* TASK
Extract the complete listing and output it unchanged.

* RECORDED INFORMATION
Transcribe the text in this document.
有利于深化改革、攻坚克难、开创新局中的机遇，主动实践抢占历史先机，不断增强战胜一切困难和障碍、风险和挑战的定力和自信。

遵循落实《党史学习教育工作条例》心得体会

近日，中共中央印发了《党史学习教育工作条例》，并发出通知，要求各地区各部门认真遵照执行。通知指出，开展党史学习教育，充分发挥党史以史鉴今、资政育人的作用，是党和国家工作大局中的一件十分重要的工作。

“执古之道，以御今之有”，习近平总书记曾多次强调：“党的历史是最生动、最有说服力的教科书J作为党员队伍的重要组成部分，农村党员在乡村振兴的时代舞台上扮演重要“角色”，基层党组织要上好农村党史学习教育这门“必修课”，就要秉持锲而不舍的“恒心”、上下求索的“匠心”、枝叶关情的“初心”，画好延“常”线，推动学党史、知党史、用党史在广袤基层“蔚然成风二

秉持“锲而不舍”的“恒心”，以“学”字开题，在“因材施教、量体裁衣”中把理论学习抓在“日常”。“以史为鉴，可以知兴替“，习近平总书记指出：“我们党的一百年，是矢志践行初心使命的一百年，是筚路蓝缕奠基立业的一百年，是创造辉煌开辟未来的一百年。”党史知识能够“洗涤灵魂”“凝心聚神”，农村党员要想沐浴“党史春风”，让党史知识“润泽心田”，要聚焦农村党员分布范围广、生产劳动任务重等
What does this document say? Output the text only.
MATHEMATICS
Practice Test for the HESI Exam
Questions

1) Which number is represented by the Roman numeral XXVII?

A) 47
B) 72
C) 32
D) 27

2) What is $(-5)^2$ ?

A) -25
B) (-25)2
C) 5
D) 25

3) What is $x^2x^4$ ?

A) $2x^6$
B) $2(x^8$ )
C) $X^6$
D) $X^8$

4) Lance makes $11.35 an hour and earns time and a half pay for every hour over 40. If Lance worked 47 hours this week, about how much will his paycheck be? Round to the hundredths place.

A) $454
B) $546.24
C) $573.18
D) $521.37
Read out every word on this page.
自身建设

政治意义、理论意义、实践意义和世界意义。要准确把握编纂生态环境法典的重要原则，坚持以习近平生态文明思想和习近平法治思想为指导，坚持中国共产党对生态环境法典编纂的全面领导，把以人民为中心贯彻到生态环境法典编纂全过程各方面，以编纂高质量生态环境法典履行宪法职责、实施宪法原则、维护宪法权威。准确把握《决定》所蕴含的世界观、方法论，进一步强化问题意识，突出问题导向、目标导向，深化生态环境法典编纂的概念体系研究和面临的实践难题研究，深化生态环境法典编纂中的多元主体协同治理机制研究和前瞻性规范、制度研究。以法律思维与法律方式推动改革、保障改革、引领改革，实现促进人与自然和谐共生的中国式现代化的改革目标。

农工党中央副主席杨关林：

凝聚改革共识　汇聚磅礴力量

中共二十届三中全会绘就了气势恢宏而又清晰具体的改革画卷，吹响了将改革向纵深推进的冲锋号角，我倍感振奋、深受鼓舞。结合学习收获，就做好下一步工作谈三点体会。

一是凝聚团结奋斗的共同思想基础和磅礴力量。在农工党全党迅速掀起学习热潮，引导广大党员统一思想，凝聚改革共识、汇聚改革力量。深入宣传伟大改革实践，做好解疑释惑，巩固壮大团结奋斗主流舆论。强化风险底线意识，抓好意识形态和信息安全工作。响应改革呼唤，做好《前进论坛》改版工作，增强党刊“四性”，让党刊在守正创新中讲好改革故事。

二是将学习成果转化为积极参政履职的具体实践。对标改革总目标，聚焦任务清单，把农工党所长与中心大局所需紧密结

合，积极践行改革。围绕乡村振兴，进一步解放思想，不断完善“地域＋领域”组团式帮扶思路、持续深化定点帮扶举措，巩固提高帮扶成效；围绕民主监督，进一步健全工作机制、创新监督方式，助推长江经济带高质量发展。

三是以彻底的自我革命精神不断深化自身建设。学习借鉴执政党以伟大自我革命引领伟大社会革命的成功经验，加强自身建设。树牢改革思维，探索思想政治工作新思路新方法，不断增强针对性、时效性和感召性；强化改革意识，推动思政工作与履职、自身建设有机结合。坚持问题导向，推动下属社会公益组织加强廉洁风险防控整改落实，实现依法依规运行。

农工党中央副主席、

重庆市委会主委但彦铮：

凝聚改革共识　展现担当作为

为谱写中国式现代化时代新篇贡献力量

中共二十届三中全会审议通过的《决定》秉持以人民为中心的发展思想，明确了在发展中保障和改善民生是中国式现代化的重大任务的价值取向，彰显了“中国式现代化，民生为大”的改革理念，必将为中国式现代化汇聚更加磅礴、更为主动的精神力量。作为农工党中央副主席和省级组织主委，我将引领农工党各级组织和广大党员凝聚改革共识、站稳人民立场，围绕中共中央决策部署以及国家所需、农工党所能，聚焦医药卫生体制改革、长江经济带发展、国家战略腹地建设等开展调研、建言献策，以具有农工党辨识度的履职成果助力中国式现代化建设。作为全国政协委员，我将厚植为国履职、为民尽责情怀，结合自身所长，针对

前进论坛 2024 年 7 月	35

* ANSWER TO THE TASK
Transcribe the text in this document.
有利于深化改革、攻坚克难、开创新局中的机遇，主动实践抢占历史先机，不断增强战胜一切困难和障碍、风险和挑战的定力和自信。

遵循落实《党史学习教育工作条例》心得体会

近日，中共中央印发了《党史学习教育工作条例》，并发出通知，要求各地区各部门认真遵照执行。通知指出，开展党史学习教育，充分发挥党史以史鉴今、资政育人的作用，是党和国家工作大局中的一件十分重要的工作。

“执古之道，以御今之有”，习近平总书记曾多次强调：“党的历史是最生动、最有说服力的教科书J作为党员队伍的重要组成部分，农村党员在乡村振兴的时代舞台上扮演重要“角色”，基层党组织要上好农村党史学习教育这门“必修课”，就要秉持锲而不舍的“恒心”、上下求索的“匠心”、枝叶关情的“初心”，画好延“常”线，推动学党史、知党史、用党史在广袤基层“蔚然成风二

秉持“锲而不舍”的“恒心”，以“学”字开题，在“因材施教、量体裁衣”中把理论学习抓在“日常”。“以史为鉴，可以知兴替“，习近平总书记指出：“我们党的一百年，是矢志践行初心使命的一百年，是筚路蓝缕奠基立业的一百年，是创造辉煌开辟未来的一百年。”党史知识能够“洗涤灵魂”“凝心聚神”，农村党员要想沐浴“党史春风”，让党史知识“润泽心田”，要聚焦农村党员分布范围广、生产劳动任务重等
What does this document say? Output the text only.
MATHEMATICS
Practice Test for the HESI Exam
Questions

1) Which number is represented by the Roman numeral XXVII?

A) 47
B) 72
C) 32
D) 27

2) What is $(-5)^2$ ?

A) -25
B) (-25)2
C) 5
D) 25

3) What is $x^2x^4$ ?

A) $2x^6$
B) $2(x^8$ )
C) $X^6$
D) $X^8$

4) Lance makes $11.35 an hour and earns time and a half pay for every hour over 40. If Lance worked 47 hours this week, about how much will his paycheck be? Round to the hundredths place.

A) $454
B) $546.24
C) $573.18
D) $521.37
Read out every word on this page.
自身建设

政治意义、理论意义、实践意义和世界意义。要准确把握编纂生态环境法典的重要原则，坚持以习近平生态文明思想和习近平法治思想为指导，坚持中国共产党对生态环境法典编纂的全面领导，把以人民为中心贯彻到生态环境法典编纂全过程各方面，以编纂高质量生态环境法典履行宪法职责、实施宪法原则、维护宪法权威。准确把握《决定》所蕴含的世界观、方法论，进一步强化问题意识，突出问题导向、目标导向，深化生态环境法典编纂的概念体系研究和面临的实践难题研究，深化生态环境法典编纂中的多元主体协同治理机制研究和前瞻性规范、制度研究。以法律思维与法律方式推动改革、保障改革、引领改革，实现促进人与自然和谐共生的中国式现代化的改革目标。

农工党中央副主席杨关林：

凝聚改革共识　汇聚磅礴力量

中共二十届三中全会绘就了气势恢宏而又清晰具体的改革画卷，吹响了将改革向纵深推进的冲锋号角，我倍感振奋、深受鼓舞。结合学习收获，就做好下一步工作谈三点体会。

一是凝聚团结奋斗的共同思想基础和磅礴力量。在农工党全党迅速掀起学习热潮，引导广大党员统一思想，凝聚改革共识、汇聚改革力量。深入宣传伟大改革实践，做好解疑释惑，巩固壮大团结奋斗主流舆论。强化风险底线意识，抓好意识形态和信息安全工作。响应改革呼唤，做好《前进论坛》改版工作，增强党刊“四性”，让党刊在守正创新中讲好改革故事。

二是将学习成果转化为积极参政履职的具体实践。对标改革总目标，聚焦任务清单，把农工党所长与中心大局所需紧密结

合，积极践行改革。围绕乡村振兴，进一步解放思想，不断完善“地域＋领域”组团式帮扶思路、持续深化定点帮扶举措，巩固提高帮扶成效；围绕民主监督，进一步健全工作机制、创新监督方式，助推长江经济带高质量发展。

三是以彻底的自我革命精神不断深化自身建设。学习借鉴执政党以伟大自我革命引领伟大社会革命的成功经验，加强自身建设。树牢改革思维，探索思想政治工作新思路新方法，不断增强针对性、时效性和感召性；强化改革意识，推动思政工作与履职、自身建设有机结合。坚持问题导向，推动下属社会公益组织加强廉洁风险防控整改落实，实现依法依规运行。

农工党中央副主席、

重庆市委会主委但彦铮：

凝聚改革共识　展现担当作为

为谱写中国式现代化时代新篇贡献力量

中共二十届三中全会审议通过的《决定》秉持以人民为中心的发展思想，明确了在发展中保障和改善民生是中国式现代化的重大任务的价值取向，彰显了“中国式现代化，民生为大”的改革理念，必将为中国式现代化汇聚更加磅礴、更为主动的精神力量。作为农工党中央副主席和省级组织主委，我将引领农工党各级组织和广大党员凝聚改革共识、站稳人民立场，围绕中共中央决策部署以及国家所需、农工党所能，聚焦医药卫生体制改革、长江经济带发展、国家战略腹地建设等开展调研、建言献策，以具有农工党辨识度的履职成果助力中国式现代化建设。作为全国政协委员，我将厚植为国履职、为民尽责情怀，结合自身所长，针对

前进论坛 2024 年 7 月	35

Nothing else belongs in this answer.